# [Stated exercise]
Restate each entry word for word, leaving nothing out.
● ● ●
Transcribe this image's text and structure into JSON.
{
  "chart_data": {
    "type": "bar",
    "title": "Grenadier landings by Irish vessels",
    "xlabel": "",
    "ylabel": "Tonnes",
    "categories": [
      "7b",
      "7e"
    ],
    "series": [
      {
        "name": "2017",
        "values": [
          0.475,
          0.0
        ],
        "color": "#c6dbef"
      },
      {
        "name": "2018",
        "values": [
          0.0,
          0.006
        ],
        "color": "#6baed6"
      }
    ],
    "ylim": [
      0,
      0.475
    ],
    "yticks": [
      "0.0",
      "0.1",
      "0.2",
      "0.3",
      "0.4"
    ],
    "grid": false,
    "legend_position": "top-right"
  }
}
● ● ●
# [Exercise response]
Transcribe this image's text and structure into JSON.
{
  "chart_data": {
    "type": "bar",
    "title": "Grenadier landings by Irish vessels",
    "xlabel": "",
    "ylabel": "Tonnes",
    "categories": [
      "7b",
      "7e"
    ],
    "series": [
      {
        "name": "2017",
        "values": [
          0.475,
          0.0
        ],
        "color": "#c6dbef"
      },
      {
        "name": "2018",
        "values": [
          0.0,
          0.006
        ],
        "color": "#6baed6"
      }
    ],
    "ylim": [
      0,
      0.475
    ],
    "yticks": [
      "0.0",
      "0.1",
      "0.2",
      "0.3",
      "0.4"
    ],
    "grid": false,
    "legend_position": "top-right"
  }
}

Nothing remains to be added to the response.